• Problem statement:
Identify all lines in the listing that include the word "Indian", and copy them out.

(Source records)
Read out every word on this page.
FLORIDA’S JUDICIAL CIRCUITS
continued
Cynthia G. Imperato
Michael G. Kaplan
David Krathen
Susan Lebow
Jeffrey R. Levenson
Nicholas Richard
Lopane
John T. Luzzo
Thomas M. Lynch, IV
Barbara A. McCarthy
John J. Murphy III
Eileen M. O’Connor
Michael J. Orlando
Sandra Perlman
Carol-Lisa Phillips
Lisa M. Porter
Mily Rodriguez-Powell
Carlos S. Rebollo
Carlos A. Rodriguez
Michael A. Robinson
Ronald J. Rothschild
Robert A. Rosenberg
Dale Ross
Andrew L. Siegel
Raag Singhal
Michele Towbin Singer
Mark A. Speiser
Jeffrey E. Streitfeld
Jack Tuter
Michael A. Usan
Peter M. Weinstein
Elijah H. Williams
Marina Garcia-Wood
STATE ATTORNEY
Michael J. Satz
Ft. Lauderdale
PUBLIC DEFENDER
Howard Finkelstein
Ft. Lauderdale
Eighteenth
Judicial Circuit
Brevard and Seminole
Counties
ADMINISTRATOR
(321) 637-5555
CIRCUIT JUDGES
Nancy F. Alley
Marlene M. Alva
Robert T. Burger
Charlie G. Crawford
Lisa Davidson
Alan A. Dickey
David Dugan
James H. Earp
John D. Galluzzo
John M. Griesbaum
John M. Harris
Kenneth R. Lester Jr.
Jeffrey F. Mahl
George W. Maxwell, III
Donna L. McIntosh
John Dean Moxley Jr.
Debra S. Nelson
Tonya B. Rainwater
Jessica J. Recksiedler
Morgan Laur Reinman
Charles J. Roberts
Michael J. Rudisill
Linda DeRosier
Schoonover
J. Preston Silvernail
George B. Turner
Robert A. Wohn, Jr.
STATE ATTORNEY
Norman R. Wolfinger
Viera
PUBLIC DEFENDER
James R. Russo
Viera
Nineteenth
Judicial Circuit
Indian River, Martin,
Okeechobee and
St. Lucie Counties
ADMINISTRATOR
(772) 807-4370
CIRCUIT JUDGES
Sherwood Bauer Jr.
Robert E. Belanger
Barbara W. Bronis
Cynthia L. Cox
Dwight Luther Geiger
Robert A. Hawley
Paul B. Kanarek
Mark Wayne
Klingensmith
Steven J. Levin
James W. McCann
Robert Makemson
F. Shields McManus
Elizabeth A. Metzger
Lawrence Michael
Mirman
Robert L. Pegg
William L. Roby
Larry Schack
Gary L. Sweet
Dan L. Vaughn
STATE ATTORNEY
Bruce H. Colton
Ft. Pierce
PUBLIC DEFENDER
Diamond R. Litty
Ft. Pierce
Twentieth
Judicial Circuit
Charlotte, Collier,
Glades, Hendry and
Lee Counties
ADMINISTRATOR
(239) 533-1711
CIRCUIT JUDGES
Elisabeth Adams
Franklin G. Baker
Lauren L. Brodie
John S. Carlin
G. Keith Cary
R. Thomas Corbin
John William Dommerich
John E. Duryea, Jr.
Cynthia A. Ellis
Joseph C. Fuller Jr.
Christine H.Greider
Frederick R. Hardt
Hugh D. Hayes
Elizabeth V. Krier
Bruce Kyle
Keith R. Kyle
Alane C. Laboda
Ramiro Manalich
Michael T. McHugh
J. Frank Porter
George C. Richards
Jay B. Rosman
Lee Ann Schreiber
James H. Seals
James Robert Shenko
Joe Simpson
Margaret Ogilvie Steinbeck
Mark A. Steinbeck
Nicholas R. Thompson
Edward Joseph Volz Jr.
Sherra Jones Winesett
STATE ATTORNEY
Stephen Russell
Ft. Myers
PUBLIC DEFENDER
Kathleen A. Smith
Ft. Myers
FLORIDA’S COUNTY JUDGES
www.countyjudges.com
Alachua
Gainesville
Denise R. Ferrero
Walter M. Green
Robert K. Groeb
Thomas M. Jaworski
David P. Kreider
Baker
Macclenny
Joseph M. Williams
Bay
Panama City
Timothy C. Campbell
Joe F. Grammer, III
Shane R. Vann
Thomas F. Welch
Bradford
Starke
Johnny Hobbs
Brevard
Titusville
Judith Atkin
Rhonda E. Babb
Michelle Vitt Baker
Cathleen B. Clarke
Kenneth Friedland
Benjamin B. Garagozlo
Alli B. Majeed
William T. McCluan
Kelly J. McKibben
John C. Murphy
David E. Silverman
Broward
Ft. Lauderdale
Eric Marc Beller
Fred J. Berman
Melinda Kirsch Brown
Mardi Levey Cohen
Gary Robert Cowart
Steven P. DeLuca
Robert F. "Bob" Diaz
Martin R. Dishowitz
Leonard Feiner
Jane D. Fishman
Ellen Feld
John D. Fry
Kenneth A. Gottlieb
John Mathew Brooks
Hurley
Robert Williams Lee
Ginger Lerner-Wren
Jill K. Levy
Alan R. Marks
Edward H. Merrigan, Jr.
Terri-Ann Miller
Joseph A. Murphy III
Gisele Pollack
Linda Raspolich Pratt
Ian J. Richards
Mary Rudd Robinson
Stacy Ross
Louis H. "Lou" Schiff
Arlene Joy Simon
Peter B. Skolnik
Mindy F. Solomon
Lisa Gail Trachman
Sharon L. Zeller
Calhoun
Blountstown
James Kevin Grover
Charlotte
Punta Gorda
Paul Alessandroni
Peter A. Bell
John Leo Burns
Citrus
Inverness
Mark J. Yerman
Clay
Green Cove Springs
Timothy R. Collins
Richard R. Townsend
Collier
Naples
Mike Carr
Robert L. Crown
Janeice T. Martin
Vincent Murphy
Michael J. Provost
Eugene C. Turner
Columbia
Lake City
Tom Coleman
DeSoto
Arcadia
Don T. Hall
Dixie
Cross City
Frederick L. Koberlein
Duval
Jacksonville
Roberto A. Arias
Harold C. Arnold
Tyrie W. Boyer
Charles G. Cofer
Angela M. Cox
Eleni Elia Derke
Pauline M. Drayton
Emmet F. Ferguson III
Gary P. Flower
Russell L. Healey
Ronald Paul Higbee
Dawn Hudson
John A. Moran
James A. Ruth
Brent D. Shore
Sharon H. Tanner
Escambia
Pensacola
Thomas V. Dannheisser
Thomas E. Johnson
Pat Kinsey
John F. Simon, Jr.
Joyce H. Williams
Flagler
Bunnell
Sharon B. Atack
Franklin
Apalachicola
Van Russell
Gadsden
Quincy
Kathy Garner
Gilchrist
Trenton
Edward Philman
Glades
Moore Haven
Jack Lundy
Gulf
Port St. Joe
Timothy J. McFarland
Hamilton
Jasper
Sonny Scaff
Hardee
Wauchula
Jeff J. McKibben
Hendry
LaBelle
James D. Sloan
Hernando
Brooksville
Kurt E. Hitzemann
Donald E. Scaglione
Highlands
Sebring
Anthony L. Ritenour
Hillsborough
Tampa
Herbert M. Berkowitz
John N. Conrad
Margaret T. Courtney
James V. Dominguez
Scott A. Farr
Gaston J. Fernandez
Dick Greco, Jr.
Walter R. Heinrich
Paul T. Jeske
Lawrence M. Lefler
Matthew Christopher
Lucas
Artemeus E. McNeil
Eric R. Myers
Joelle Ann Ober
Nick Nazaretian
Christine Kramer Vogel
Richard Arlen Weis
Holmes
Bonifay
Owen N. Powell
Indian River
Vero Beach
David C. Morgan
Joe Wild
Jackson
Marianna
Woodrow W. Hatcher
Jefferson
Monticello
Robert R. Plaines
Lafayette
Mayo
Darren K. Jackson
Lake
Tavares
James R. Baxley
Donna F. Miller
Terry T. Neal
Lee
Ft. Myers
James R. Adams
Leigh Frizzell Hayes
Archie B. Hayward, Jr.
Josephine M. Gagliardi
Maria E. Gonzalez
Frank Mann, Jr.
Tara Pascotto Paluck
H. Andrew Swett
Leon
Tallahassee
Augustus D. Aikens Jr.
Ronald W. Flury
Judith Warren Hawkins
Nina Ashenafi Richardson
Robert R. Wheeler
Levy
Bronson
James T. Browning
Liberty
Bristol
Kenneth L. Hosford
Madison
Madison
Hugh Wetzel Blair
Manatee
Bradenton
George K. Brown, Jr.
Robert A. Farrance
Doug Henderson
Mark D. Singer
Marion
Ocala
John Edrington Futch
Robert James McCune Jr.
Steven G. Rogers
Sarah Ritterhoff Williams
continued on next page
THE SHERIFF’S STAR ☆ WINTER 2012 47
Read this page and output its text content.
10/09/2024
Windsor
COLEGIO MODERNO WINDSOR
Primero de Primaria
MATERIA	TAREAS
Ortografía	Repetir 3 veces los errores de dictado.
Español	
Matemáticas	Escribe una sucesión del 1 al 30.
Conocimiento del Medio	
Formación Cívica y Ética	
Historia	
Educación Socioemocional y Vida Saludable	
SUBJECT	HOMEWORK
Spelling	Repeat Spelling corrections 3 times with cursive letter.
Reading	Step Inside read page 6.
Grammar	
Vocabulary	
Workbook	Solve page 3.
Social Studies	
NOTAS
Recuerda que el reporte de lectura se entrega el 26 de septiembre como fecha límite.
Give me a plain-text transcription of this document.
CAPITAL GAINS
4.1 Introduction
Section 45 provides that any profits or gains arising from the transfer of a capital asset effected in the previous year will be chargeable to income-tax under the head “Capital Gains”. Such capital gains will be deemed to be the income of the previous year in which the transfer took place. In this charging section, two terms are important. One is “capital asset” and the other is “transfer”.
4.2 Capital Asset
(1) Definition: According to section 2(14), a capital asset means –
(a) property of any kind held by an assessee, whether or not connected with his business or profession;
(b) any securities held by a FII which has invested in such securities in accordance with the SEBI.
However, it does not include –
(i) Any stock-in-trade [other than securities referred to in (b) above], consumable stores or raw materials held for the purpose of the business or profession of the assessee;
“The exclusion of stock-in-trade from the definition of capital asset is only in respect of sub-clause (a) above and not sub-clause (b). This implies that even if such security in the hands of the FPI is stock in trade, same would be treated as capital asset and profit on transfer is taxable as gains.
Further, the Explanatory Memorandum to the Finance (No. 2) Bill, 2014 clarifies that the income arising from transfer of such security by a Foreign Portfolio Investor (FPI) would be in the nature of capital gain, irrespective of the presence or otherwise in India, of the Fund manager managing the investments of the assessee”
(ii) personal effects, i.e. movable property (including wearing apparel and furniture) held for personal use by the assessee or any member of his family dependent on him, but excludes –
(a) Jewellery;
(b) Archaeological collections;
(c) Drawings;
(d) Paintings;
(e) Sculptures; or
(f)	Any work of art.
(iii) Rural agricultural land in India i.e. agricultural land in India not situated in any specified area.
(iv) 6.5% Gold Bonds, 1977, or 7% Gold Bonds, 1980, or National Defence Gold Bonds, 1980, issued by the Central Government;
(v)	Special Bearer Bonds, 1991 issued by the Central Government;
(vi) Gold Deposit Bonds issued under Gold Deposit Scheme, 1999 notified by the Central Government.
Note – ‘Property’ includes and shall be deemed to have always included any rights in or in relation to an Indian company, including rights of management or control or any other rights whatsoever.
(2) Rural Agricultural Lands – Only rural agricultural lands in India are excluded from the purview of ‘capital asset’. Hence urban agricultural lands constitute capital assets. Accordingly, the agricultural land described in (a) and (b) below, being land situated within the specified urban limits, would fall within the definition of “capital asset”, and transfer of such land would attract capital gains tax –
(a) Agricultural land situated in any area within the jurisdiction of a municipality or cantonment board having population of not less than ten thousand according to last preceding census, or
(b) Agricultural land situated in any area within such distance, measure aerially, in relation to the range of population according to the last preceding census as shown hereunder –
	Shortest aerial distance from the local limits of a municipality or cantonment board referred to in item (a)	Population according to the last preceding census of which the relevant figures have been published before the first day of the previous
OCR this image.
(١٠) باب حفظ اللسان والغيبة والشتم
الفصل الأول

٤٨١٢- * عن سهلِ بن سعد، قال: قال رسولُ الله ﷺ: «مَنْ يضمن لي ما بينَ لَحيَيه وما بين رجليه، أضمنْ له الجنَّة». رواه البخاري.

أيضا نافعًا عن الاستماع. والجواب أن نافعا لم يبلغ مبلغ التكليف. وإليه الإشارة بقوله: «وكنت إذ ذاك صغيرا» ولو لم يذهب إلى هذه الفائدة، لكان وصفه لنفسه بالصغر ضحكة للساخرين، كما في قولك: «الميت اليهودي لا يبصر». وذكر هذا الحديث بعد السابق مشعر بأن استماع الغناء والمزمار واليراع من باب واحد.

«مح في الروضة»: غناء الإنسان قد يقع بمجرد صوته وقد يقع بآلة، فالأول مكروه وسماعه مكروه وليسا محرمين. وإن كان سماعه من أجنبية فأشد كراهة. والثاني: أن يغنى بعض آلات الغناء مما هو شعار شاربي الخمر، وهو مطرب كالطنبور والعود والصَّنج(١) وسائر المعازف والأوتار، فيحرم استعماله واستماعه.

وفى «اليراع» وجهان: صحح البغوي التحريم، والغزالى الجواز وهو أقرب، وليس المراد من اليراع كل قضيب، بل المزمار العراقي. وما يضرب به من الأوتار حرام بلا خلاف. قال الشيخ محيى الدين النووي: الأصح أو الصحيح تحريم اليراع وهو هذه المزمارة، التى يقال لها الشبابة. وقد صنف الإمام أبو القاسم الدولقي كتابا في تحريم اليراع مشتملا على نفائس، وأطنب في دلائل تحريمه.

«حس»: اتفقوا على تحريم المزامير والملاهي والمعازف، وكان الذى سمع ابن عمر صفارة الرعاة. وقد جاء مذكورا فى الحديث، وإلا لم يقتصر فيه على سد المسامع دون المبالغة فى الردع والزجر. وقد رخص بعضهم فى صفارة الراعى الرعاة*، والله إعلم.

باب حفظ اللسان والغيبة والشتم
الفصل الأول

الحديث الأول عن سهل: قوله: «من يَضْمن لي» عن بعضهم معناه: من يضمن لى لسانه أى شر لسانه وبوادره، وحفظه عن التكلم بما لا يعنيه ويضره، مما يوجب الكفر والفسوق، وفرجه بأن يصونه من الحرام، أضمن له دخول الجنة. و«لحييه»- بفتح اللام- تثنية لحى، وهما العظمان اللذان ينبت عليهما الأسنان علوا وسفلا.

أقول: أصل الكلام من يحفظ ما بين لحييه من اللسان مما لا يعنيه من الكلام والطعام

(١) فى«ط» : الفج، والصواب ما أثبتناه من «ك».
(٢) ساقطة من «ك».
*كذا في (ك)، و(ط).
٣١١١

• Output:
Indian River, Martin,
Indian River
Note – ‘Property’ includes and shall be deemed to have always included any rights in or in relation to an Indian company, including rights of management or control or any other rights whatsoever.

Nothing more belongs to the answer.